**Task:** Show every line where "entityUrn" occurs.

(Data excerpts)
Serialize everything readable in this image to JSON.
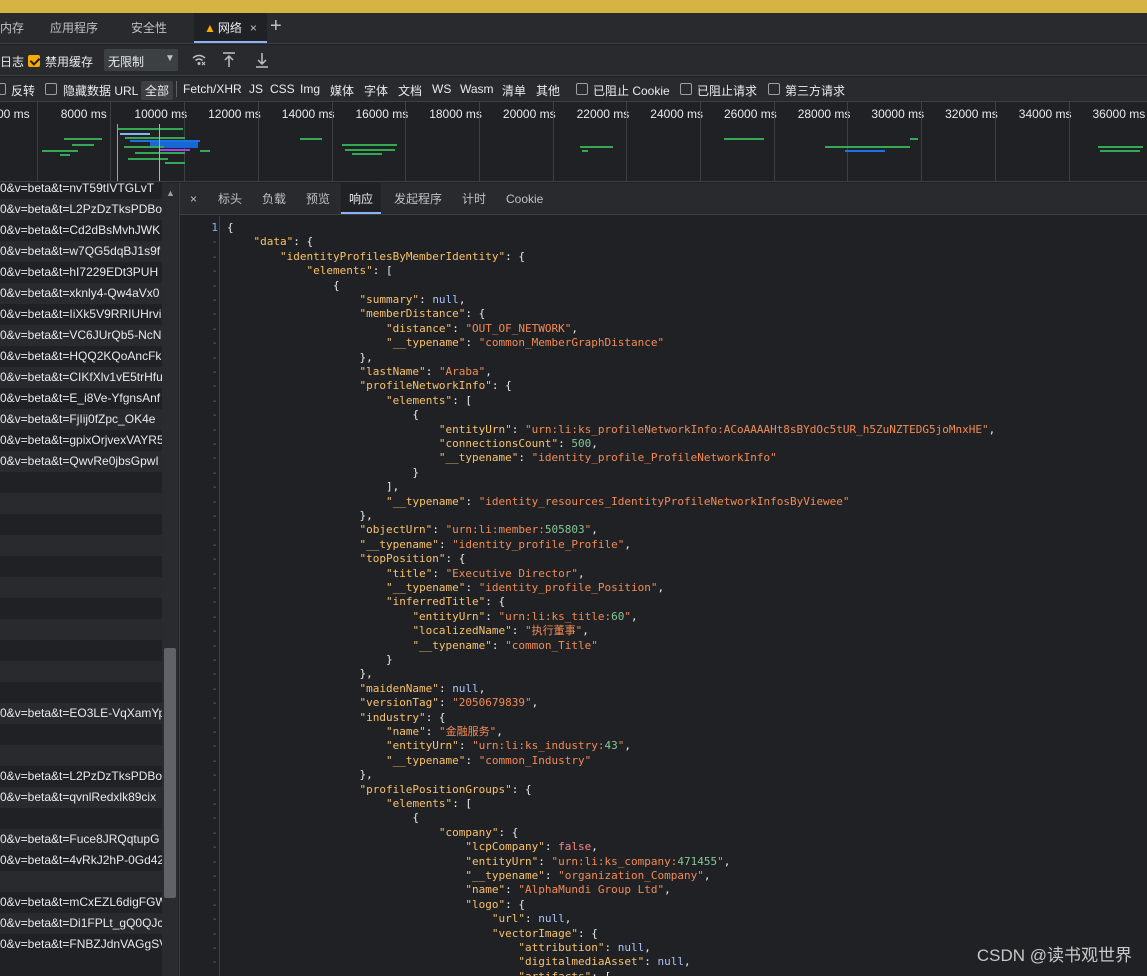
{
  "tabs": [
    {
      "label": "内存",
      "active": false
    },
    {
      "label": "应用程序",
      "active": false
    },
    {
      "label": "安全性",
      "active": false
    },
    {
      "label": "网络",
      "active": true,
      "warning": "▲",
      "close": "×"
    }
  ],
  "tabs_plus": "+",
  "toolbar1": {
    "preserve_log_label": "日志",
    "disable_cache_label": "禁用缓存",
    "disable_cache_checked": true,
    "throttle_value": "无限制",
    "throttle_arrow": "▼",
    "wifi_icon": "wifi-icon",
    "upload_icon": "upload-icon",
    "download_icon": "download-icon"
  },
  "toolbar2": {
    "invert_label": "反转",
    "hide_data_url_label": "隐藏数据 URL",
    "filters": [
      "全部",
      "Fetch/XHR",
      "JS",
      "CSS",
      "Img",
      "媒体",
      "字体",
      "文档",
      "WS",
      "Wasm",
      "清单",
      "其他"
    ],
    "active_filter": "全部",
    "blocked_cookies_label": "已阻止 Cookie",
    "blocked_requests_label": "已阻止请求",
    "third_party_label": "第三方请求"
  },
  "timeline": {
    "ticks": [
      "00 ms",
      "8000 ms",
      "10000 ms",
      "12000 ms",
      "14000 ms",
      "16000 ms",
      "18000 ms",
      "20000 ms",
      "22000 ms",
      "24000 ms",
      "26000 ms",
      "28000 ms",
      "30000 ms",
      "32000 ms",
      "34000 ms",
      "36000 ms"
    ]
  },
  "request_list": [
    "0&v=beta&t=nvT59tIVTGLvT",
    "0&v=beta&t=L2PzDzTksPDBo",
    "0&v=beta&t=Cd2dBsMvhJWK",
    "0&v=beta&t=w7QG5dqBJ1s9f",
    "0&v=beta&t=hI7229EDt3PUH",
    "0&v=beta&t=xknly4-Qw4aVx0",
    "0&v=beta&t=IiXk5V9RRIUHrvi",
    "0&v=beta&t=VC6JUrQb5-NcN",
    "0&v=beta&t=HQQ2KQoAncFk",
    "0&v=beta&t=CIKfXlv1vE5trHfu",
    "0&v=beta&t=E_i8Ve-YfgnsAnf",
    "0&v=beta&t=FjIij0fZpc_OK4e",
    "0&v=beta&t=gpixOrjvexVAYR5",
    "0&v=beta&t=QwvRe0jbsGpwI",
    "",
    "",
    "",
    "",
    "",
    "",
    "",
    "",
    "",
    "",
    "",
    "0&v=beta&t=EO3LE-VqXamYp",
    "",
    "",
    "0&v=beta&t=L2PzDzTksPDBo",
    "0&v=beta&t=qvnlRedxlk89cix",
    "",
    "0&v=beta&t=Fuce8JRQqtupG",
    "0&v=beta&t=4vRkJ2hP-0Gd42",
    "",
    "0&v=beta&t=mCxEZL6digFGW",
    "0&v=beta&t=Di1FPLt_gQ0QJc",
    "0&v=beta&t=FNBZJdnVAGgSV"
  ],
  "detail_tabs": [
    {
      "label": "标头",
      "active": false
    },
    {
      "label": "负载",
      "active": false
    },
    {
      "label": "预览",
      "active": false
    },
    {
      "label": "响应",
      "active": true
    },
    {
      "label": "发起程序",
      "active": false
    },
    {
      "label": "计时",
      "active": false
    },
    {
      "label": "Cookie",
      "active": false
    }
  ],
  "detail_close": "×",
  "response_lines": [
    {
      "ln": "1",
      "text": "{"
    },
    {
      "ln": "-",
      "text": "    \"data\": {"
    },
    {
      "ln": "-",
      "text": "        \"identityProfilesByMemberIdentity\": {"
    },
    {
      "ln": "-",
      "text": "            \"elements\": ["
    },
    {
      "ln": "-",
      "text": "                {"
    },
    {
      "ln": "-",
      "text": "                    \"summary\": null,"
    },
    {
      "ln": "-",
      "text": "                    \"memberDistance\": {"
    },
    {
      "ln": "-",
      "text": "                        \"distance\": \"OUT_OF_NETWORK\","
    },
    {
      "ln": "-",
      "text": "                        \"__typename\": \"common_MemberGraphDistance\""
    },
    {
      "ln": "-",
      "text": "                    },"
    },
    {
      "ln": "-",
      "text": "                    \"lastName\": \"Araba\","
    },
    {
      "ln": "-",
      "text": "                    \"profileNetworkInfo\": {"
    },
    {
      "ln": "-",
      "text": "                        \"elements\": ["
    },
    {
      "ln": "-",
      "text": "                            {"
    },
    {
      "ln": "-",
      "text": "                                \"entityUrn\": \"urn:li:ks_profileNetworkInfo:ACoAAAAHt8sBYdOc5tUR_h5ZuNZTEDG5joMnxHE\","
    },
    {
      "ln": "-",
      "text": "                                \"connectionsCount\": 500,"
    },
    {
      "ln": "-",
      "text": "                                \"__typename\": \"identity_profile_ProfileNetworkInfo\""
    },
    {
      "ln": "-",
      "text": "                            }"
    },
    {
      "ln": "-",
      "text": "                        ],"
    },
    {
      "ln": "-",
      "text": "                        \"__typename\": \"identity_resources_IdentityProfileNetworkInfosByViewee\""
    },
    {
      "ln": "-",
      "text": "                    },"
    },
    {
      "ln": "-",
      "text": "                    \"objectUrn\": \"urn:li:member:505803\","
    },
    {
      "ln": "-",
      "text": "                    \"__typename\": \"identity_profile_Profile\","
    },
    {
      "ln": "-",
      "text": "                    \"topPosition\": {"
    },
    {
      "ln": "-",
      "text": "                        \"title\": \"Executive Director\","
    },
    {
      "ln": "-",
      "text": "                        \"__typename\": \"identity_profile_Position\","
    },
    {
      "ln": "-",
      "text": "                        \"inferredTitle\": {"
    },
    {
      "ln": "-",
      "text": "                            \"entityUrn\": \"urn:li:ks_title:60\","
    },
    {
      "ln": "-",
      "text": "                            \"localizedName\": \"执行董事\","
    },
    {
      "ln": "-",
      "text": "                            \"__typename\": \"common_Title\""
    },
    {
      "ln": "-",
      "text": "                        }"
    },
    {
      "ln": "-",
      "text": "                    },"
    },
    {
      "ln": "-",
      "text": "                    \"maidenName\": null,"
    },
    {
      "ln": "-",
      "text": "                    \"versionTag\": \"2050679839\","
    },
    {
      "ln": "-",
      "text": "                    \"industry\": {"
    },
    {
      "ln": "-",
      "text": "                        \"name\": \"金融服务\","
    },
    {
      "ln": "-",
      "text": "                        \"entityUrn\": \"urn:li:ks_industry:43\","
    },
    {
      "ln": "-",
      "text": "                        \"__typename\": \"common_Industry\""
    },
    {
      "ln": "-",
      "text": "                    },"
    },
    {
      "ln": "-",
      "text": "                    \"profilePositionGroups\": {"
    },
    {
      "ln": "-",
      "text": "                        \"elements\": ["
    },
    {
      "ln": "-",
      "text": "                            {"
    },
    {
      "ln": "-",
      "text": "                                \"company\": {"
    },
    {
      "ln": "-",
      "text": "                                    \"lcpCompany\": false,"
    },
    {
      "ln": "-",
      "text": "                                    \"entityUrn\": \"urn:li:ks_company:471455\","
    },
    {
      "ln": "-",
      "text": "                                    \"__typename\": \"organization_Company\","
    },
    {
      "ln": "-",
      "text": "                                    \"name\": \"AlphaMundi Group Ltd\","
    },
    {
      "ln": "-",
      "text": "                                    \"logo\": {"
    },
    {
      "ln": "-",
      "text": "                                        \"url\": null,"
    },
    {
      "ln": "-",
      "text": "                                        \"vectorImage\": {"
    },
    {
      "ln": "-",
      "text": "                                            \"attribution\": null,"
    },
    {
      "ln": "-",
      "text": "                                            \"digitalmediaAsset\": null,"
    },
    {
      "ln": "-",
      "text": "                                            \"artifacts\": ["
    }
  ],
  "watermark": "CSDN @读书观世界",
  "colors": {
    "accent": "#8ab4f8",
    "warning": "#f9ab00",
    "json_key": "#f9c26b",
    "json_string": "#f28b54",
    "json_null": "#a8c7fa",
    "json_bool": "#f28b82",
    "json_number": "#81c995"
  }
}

**Task response:**
      "text": "                                \"entityUrn\": \"urn:li:ks_profileNetworkInfo:ACoAAAAHt8sBYdOc5tUR_h5ZuNZTEDG5joMnxHE\","
      "text": "                            \"entityUrn\": \"urn:li:ks_title:60\","
      "text": "                        \"entityUrn\": \"urn:li:ks_industry:43\","
      "text": "                                    \"entityUrn\": \"urn:li:ks_company:471455\","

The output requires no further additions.